[Structured figure records]

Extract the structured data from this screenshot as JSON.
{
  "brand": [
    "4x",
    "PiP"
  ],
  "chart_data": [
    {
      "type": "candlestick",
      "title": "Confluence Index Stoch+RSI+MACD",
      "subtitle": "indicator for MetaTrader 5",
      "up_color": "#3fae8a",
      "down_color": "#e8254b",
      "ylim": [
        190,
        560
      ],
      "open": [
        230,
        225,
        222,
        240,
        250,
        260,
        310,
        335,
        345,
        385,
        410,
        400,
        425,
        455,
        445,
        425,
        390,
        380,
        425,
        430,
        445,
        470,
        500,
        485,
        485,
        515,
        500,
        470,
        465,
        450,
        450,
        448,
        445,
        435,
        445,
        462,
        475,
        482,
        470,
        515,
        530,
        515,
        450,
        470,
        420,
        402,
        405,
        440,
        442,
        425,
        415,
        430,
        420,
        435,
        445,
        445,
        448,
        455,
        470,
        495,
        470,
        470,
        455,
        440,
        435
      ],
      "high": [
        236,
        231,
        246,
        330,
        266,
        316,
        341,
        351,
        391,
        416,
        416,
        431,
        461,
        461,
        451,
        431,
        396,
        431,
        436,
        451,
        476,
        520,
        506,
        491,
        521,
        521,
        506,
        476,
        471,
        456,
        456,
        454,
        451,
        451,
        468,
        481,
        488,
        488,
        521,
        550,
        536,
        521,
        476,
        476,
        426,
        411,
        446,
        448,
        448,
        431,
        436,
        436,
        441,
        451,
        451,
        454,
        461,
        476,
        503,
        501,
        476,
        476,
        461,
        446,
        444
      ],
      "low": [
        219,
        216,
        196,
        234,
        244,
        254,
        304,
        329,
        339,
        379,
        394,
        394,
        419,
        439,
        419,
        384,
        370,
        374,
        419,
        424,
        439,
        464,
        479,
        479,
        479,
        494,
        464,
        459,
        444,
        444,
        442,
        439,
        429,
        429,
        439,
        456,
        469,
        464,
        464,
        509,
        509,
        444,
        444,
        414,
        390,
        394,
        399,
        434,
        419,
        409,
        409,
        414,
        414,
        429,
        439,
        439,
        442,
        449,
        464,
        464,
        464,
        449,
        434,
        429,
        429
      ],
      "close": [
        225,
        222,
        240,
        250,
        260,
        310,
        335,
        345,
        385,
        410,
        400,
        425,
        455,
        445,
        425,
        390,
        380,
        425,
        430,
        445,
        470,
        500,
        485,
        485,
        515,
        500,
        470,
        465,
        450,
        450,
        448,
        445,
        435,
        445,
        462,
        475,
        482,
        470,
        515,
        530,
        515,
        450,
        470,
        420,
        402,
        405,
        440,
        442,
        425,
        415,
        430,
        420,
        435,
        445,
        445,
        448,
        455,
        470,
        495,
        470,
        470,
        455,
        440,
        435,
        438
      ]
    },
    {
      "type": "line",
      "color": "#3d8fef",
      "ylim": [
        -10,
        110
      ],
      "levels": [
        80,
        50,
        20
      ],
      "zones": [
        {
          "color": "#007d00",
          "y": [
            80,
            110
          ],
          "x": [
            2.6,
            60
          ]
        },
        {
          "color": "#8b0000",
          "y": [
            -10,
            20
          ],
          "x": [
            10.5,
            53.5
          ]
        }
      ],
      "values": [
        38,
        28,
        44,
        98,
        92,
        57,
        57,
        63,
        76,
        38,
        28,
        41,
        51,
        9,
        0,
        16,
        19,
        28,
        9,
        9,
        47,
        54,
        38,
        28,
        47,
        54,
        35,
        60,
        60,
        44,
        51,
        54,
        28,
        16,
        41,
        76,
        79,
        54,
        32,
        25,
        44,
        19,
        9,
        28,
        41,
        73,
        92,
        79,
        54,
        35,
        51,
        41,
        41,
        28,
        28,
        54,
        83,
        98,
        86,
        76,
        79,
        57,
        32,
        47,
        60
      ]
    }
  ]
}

• **Goal**
Repeat the material above exactly.

• **Final answer**
Extract the structured data from this screenshot as JSON.
{
  "brand": [
    "4x",
    "PiP"
  ],
  "chart_data": [
    {
      "type": "candlestick",
      "title": "Confluence Index Stoch+RSI+MACD",
      "subtitle": "indicator for MetaTrader 5",
      "up_color": "#3fae8a",
      "down_color": "#e8254b",
      "ylim": [
        190,
        560
      ],
      "open": [
        230,
        225,
        222,
        240,
        250,
        260,
        310,
        335,
        345,
        385,
        410,
        400,
        425,
        455,
        445,
        425,
        390,
        380,
        425,
        430,
        445,
        470,
        500,
        485,
        485,
        515,
        500,
        470,
        465,
        450,
        450,
        448,
        445,
        435,
        445,
        462,
        475,
        482,
        470,
        515,
        530,
        515,
        450,
        470,
        420,
        402,
        405,
        440,
        442,
        425,
        415,
        430,
        420,
        435,
        445,
        445,
        448,
        455,
        470,
        495,
        470,
        470,
        455,
        440,
        435
      ],
      "high": [
        236,
        231,
        246,
        330,
        266,
        316,
        341,
        351,
        391,
        416,
        416,
        431,
        461,
        461,
        451,
        431,
        396,
        431,
        436,
        451,
        476,
        520,
        506,
        491,
        521,
        521,
        506,
        476,
        471,
        456,
        456,
        454,
        451,
        451,
        468,
        481,
        488,
        488,
        521,
        550,
        536,
        521,
        476,
        476,
        426,
        411,
        446,
        448,
        448,
        431,
        436,
        436,
        441,
        451,
        451,
        454,
        461,
        476,
        503,
        501,
        476,
        476,
        461,
        446,
        444
      ],
      "low": [
        219,
        216,
        196,
        234,
        244,
        254,
        304,
        329,
        339,
        379,
        394,
        394,
        419,
        439,
        419,
        384,
        370,
        374,
        419,
        424,
        439,
        464,
        479,
        479,
        479,
        494,
        464,
        459,
        444,
        444,
        442,
        439,
        429,
        429,
        439,
        456,
        469,
        464,
        464,
        509,
        509,
        444,
        444,
        414,
        390,
        394,
        399,
        434,
        419,
        409,
        409,
        414,
        414,
        429,
        439,
        439,
        442,
        449,
        464,
        464,
        464,
        449,
        434,
        429,
        429
      ],
      "close": [
        225,
        222,
        240,
        250,
        260,
        310,
        335,
        345,
        385,
        410,
        400,
        425,
        455,
        445,
        425,
        390,
        380,
        425,
        430,
        445,
        470,
        500,
        485,
        485,
        515,
        500,
        470,
        465,
        450,
        450,
        448,
        445,
        435,
        445,
        462,
        475,
        482,
        470,
        515,
        530,
        515,
        450,
        470,
        420,
        402,
        405,
        440,
        442,
        425,
        415,
        430,
        420,
        435,
        445,
        445,
        448,
        455,
        470,
        495,
        470,
        470,
        455,
        440,
        435,
        438
      ]
    },
    {
      "type": "line",
      "color": "#3d8fef",
      "ylim": [
        -10,
        110
      ],
      "levels": [
        80,
        50,
        20
      ],
      "zones": [
        {
          "color": "#007d00",
          "y": [
            80,
            110
          ],
          "x": [
            2.6,
            60
          ]
        },
        {
          "color": "#8b0000",
          "y": [
            -10,
            20
          ],
          "x": [
            10.5,
            53.5
          ]
        }
      ],
      "values": [
        38,
        28,
        44,
        98,
        92,
        57,
        57,
        63,
        76,
        38,
        28,
        41,
        51,
        9,
        0,
        16,
        19,
        28,
        9,
        9,
        47,
        54,
        38,
        28,
        47,
        54,
        35,
        60,
        60,
        44,
        51,
        54,
        28,
        16,
        41,
        76,
        79,
        54,
        32,
        25,
        44,
        19,
        9,
        28,
        41,
        73,
        92,
        79,
        54,
        35,
        51,
        41,
        41,
        28,
        28,
        54,
        83,
        98,
        86,
        76,
        79,
        57,
        32,
        47,
        60
      ]
    }
  ]
}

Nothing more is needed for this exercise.